* [What to work on]:
Format the lines from the first one through the line containing "data-point bbox=[646, 1362, 667, 1382]" as a JSON list of strings, one string per line and no entries for blank lines.

* [Exercise material]:
## BEGIN

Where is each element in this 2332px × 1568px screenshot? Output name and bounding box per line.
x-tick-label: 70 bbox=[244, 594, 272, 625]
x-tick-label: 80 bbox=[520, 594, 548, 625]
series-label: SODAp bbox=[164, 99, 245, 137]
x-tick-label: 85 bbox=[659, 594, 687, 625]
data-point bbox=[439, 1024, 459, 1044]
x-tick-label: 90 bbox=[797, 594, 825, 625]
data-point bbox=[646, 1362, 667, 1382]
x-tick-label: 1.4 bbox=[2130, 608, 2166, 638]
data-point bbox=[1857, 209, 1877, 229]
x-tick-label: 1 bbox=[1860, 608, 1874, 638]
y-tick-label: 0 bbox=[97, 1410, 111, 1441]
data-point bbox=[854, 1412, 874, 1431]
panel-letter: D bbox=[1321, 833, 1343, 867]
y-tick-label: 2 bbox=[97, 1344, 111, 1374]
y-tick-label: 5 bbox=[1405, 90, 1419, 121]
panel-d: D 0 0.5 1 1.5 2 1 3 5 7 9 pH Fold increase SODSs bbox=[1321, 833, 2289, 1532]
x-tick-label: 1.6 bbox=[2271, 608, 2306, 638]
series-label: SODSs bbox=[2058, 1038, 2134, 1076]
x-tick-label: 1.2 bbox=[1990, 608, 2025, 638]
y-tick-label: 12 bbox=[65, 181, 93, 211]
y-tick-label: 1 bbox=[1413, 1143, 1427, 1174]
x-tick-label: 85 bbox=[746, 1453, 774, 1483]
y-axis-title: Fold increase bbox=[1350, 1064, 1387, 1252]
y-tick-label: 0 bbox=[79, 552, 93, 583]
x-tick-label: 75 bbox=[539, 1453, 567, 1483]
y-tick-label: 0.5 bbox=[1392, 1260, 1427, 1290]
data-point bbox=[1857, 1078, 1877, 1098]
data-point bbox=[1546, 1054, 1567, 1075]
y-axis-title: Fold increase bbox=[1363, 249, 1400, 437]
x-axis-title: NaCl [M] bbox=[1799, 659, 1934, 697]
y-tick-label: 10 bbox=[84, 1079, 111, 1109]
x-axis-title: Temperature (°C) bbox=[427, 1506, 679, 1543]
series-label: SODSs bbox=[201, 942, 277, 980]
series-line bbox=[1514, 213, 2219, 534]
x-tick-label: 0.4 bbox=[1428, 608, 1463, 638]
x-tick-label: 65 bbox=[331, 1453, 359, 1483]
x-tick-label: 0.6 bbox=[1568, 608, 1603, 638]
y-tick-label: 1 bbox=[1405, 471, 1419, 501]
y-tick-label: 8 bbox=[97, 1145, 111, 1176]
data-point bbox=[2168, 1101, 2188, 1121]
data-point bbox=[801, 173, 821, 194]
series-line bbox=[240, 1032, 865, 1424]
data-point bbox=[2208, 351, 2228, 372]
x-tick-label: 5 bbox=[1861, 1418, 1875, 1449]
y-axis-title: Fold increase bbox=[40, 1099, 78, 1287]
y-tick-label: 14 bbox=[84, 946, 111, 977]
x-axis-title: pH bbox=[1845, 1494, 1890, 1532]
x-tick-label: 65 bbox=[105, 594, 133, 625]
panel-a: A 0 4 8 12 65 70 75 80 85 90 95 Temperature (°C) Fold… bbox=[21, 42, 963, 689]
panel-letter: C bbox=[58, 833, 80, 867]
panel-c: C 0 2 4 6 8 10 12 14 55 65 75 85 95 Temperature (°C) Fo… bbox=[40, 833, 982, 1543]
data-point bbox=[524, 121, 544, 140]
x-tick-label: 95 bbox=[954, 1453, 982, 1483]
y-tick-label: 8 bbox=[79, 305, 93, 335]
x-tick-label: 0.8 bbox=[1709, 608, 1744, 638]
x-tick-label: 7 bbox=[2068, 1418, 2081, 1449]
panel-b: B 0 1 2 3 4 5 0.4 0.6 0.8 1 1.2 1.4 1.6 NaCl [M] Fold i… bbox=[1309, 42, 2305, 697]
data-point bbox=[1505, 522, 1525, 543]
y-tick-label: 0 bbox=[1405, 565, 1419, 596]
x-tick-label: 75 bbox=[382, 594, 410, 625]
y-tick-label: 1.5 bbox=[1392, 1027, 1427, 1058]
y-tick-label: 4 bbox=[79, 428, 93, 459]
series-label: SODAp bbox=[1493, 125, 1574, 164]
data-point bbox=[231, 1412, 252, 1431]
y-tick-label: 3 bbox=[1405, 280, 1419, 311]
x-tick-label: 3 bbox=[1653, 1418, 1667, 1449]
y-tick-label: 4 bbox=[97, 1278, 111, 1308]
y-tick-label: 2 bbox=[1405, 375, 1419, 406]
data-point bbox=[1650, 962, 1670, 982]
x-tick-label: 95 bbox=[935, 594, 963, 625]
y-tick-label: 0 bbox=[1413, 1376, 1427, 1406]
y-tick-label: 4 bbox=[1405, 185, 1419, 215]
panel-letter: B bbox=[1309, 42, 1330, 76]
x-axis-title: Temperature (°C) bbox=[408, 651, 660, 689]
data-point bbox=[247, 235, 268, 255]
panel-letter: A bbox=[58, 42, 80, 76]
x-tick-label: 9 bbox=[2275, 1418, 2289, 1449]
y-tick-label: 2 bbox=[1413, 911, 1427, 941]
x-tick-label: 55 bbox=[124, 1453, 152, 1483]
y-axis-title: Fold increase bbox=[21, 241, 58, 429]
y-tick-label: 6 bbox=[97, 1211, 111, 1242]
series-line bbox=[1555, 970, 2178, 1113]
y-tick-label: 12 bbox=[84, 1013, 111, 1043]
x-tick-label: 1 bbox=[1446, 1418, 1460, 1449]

## END

* [Solution to the exercise]:
[
  "Where is each element in this 2332px × 1568px screenshot? Output name and bounding box per line.",
  "x-tick-label: 70 bbox=[244, 594, 272, 625]",
  "x-tick-label: 80 bbox=[520, 594, 548, 625]",
  "series-label: SODAp bbox=[164, 99, 245, 137]",
  "x-tick-label: 85 bbox=[659, 594, 687, 625]",
  "data-point bbox=[439, 1024, 459, 1044]",
  "x-tick-label: 90 bbox=[797, 594, 825, 625]",
  "data-point bbox=[646, 1362, 667, 1382]"
]